• **Data entries**
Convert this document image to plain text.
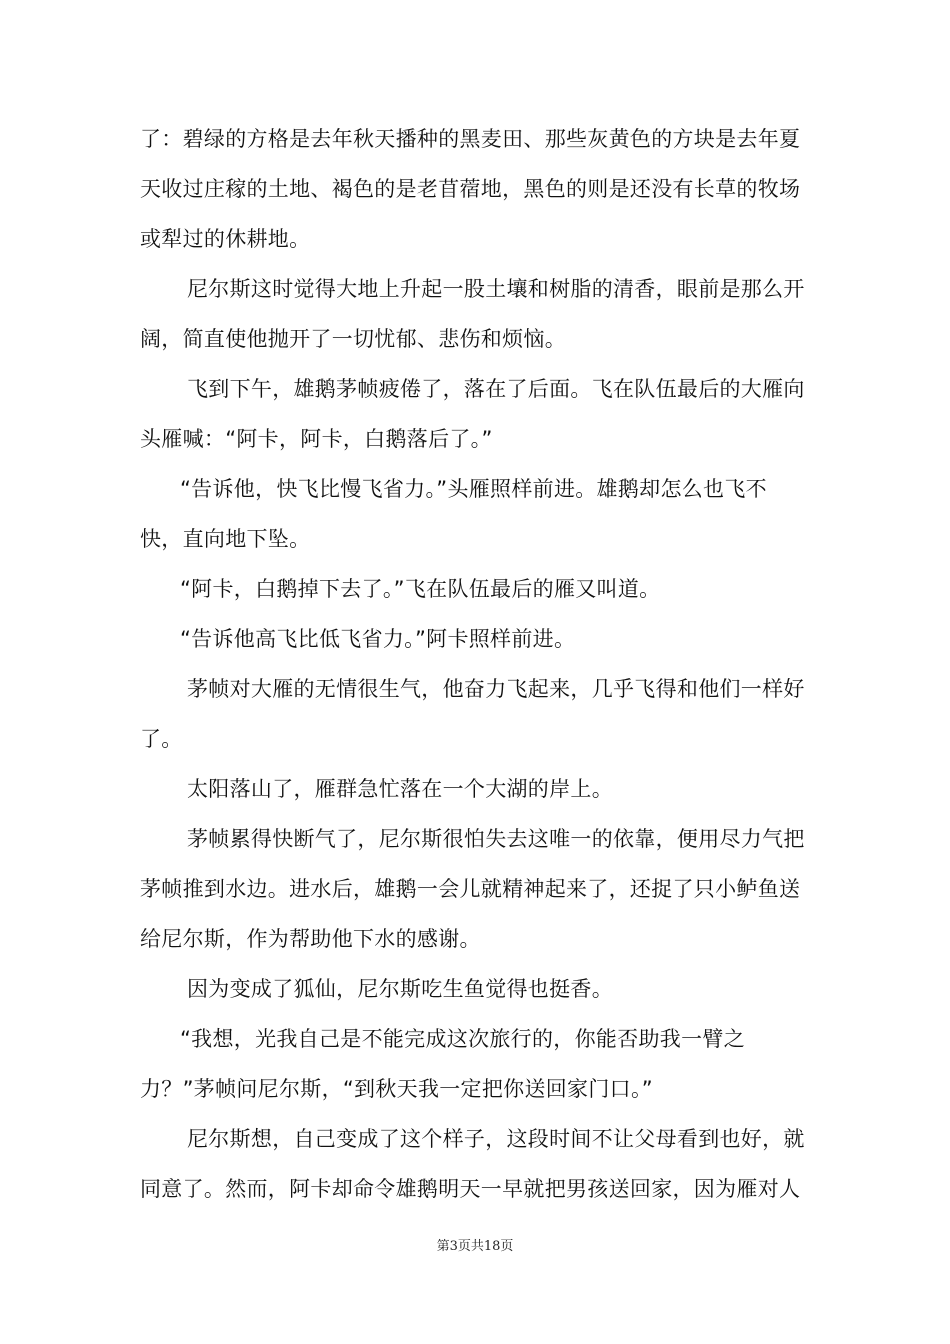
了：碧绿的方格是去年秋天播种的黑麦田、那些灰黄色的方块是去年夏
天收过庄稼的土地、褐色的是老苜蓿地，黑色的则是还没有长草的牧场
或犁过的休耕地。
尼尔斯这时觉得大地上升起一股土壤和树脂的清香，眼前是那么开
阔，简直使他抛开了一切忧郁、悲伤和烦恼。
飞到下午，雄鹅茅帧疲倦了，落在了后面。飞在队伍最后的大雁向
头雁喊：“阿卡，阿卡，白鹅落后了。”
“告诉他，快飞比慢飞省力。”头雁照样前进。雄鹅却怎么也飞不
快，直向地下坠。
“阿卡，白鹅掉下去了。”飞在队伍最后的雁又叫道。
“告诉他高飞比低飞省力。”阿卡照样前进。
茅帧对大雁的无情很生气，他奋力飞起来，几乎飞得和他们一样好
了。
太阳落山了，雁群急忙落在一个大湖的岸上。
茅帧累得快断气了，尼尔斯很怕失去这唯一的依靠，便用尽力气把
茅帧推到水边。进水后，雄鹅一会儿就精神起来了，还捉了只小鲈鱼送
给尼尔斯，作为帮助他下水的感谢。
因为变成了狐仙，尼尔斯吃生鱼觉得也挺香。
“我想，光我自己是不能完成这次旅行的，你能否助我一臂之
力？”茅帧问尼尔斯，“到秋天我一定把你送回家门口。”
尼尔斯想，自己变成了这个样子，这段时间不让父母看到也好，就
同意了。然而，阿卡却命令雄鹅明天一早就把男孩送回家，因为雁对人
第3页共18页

--

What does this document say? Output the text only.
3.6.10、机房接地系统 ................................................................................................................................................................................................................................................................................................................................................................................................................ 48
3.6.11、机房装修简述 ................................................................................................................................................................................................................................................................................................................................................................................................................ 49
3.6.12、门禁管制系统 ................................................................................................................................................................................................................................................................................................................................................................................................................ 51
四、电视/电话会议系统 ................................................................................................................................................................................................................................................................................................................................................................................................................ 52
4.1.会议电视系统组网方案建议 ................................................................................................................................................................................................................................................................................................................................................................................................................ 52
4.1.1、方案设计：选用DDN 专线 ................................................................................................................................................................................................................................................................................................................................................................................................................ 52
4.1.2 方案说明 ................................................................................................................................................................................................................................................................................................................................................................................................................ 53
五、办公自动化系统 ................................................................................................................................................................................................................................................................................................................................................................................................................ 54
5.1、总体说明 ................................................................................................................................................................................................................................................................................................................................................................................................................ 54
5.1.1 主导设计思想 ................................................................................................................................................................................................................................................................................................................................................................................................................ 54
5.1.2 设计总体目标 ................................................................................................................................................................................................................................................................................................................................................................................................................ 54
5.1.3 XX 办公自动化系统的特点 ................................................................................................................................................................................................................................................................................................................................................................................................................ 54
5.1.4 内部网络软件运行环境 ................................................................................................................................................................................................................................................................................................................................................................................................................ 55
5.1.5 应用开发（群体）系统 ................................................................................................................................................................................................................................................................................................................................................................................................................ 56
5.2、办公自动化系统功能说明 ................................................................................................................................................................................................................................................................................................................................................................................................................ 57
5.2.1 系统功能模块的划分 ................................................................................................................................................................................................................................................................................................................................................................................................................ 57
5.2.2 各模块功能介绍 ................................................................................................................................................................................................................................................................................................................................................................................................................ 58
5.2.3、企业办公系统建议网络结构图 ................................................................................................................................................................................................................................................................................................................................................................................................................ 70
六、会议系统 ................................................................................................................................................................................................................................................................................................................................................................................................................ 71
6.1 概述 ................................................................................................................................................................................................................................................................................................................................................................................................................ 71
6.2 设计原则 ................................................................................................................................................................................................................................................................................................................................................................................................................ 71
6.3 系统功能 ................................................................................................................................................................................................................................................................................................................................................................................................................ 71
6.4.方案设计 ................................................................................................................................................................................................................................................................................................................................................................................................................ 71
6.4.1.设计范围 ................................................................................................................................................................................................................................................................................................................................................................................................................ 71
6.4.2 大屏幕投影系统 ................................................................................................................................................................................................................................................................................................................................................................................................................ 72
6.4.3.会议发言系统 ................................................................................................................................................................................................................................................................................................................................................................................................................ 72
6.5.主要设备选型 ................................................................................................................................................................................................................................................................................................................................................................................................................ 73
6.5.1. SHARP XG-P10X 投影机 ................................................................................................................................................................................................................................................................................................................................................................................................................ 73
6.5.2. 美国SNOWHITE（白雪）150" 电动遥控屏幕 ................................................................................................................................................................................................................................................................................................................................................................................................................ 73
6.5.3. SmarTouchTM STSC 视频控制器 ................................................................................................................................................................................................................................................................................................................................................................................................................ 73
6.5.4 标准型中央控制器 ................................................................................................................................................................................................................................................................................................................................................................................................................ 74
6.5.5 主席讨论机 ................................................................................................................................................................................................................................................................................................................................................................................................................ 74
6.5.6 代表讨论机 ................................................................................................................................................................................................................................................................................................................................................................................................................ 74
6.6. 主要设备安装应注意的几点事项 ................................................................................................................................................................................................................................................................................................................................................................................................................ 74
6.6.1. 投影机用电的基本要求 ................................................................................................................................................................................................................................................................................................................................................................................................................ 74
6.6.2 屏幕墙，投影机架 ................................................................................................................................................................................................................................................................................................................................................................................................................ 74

---

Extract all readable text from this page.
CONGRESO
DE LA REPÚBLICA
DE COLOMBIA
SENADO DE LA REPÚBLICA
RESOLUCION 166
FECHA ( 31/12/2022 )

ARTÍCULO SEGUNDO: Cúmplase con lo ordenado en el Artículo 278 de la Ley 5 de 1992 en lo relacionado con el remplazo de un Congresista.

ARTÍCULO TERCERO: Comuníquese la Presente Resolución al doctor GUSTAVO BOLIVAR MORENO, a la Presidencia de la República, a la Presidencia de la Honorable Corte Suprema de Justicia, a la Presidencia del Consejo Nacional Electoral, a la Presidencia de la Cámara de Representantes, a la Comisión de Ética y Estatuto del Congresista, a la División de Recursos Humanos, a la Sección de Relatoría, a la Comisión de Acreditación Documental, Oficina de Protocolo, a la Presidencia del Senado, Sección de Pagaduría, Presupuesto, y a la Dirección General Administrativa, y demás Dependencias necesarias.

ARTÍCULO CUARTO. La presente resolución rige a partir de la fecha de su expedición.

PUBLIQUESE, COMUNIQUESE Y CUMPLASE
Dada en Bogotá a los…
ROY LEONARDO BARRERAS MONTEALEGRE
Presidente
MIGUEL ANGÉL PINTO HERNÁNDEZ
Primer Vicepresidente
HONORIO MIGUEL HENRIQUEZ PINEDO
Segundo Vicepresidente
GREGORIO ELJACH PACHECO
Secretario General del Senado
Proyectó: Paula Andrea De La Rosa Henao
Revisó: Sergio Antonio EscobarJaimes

• **Exercise**
Single out each line of the records above with the string "Vicepresidente" in it, and copy it.

• **Exercise solution**
Primer Vicepresidente
Segundo Vicepresidente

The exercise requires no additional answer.